### TEXTAUSZUG
################
Die Islamisten rücken vor

Der Islamische Staat will in den Bürgerkriegsländern Irak und Syrien – und weit darüber hinaus – ein sunnitisch-islamisch-homogenes „Kalifat“ errichten. In Syrien, wo die ebenfalls sunnitisch-islamistische Al-Nusra-Front zum IS terroristisch in Konkurrenz steht, ist der Bevölkerungsanteil der christlichen Minderheit von früher knapp zehn Prozent durch Flucht ins Ausland inzwischen deutlich geschrumpft. Im Irak ist die Zahl der ChristInnen seit dem Sturz von Saddam Hussein im Jahr 2003 von einer bis eineinhalb Millionen auf grob geschätzt um die 300.000 zurückgegangen. Die meisten davon leben heutzutage im kurdisch-kontrollierten Norden, so in der Ninive-Ebene nordöstlich der Großstadt Mossul.

Nachdem der IS Mossul im Juni eingenommen, die letzten paar tausend christlichen EinwohnerInnen von dort vertrieben hat und nun immer mehr angrenzende Gebiete erobert, befinden sich die Andersgläubigen in der Umgebung in großer Gefahr. Neben ChristInnen betrifft dies insbesondere turkmenische AnhängerInnen des schiitischen Islams sowie kurdische JesidInnen und Schabak. Zu den zentralen Forderungen der Kundgebung in Köln gehörte wegen dieser akuten Bedrohung die rasche Einrichtung einer international verteidigten Schutzzone in der Ninive-Ebene. Zudem wurde von den westlichen Ländern humanitäre Hilfe gefordert – sowie den Terror des IS endlich zu stoppen.
################
### AUSGELESENE EINTRÄGE
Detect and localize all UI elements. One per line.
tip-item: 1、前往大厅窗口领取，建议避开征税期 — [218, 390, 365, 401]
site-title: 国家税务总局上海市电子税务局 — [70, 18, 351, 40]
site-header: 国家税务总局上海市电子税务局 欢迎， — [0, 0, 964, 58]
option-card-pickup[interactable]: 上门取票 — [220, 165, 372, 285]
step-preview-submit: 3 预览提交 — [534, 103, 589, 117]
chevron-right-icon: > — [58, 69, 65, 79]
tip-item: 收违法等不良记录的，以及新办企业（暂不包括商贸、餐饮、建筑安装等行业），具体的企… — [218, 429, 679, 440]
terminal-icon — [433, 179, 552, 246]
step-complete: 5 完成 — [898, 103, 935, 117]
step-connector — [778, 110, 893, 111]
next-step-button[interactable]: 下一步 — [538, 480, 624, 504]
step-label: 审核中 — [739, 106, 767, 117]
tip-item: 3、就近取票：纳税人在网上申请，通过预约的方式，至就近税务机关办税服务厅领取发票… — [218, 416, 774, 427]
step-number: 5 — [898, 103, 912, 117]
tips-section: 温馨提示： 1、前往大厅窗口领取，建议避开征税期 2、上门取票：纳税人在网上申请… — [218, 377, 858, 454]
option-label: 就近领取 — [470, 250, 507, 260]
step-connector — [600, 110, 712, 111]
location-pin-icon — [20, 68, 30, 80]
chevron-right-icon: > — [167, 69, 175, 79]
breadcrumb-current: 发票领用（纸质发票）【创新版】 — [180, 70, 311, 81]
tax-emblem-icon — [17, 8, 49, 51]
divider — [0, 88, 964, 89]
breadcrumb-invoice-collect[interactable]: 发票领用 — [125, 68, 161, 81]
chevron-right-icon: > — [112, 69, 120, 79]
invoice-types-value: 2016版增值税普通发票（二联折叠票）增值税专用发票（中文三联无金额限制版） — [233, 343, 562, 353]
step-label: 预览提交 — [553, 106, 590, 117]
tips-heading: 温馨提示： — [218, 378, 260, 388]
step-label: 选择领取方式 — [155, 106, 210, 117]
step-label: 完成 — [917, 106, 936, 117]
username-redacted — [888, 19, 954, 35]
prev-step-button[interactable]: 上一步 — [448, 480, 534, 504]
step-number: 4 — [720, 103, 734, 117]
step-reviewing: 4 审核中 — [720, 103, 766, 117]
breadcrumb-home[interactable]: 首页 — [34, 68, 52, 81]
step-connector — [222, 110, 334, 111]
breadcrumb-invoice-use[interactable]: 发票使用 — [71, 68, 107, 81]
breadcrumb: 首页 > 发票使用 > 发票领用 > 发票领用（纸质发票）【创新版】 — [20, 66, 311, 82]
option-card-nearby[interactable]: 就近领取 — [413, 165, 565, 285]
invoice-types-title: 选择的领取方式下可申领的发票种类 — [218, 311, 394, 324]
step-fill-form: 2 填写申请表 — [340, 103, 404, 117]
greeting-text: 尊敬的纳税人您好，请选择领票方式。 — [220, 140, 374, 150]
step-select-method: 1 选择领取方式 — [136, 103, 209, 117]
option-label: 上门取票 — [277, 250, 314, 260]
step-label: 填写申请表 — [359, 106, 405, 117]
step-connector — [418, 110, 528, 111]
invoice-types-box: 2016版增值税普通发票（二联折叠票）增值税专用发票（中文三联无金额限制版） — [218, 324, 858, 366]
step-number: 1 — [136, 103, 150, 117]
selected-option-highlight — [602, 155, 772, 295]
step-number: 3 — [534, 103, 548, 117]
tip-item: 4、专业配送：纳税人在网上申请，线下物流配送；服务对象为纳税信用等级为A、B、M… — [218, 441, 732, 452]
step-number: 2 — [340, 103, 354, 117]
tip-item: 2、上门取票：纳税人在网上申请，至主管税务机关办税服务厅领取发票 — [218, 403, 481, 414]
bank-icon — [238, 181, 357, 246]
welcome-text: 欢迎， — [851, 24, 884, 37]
################
### AUFGABE 1
Wie viele Christinnen und Christen leben laut dem Textauszug heute grob geschätzt im Irak?
### AUFGABE 2
Stimmen diese Aussagen mit dem Textauszug überein? (a) Der IS hat Mossul im Juni eingenommen. (b) Die meisten Christinnen und Christen im Irak leben heute im Süden des Landes. (c) Die Al-Nusra-Front ist mit dem IS verbündet.
### AUFGABE 3
Gib den Textauszug ab „Der Islamische Staat“ bis einschließlich „der Großstadt Mossul.“ wortgetreu wieder.
Die Einträge stammen aus einer anderen Quelle.

### ANTWORTFELD 1
Um die 300.000.

### ANTWORTFELD 2
(a) Ja: „Nachdem der IS Mossul im Juni eingenommen“
(b) Nein: „Die meisten davon leben heutzutage im kurdisch-kontrollierten Norden“
(c) Nein: „wo die ebenfalls sunnitisch-islamistische Al-Nusra-Front zum IS terroristisch in Konkurrenz steht“

### ANTWORTFELD 3
Der Islamische Staat will in den Bürgerkriegsländern Irak und Syrien – und weit darüber hinaus – ein sunnitisch-islamisch-homogenes „Kalifat“ errichten. In Syrien, wo die ebenfalls sunnitisch-islamistische Al-Nusra-Front zum IS terroristisch in Konkurrenz steht, ist der Bevölkerungsanteil der christlichen Minderheit von früher knapp zehn Prozent durch Flucht ins Ausland inzwischen deutlich geschrumpft. Im Irak ist die Zahl der ChristInnen seit dem Sturz von Saddam Hussein im Jahr 2003 von einer bis eineinhalb Millionen auf grob geschätzt um die 300.000 zurückgegangen. Die meisten davon leben heutzutage im kurdisch-kontrollierten Norden, so in der Ninive-Ebene nordöstlich der Großstadt Mossul.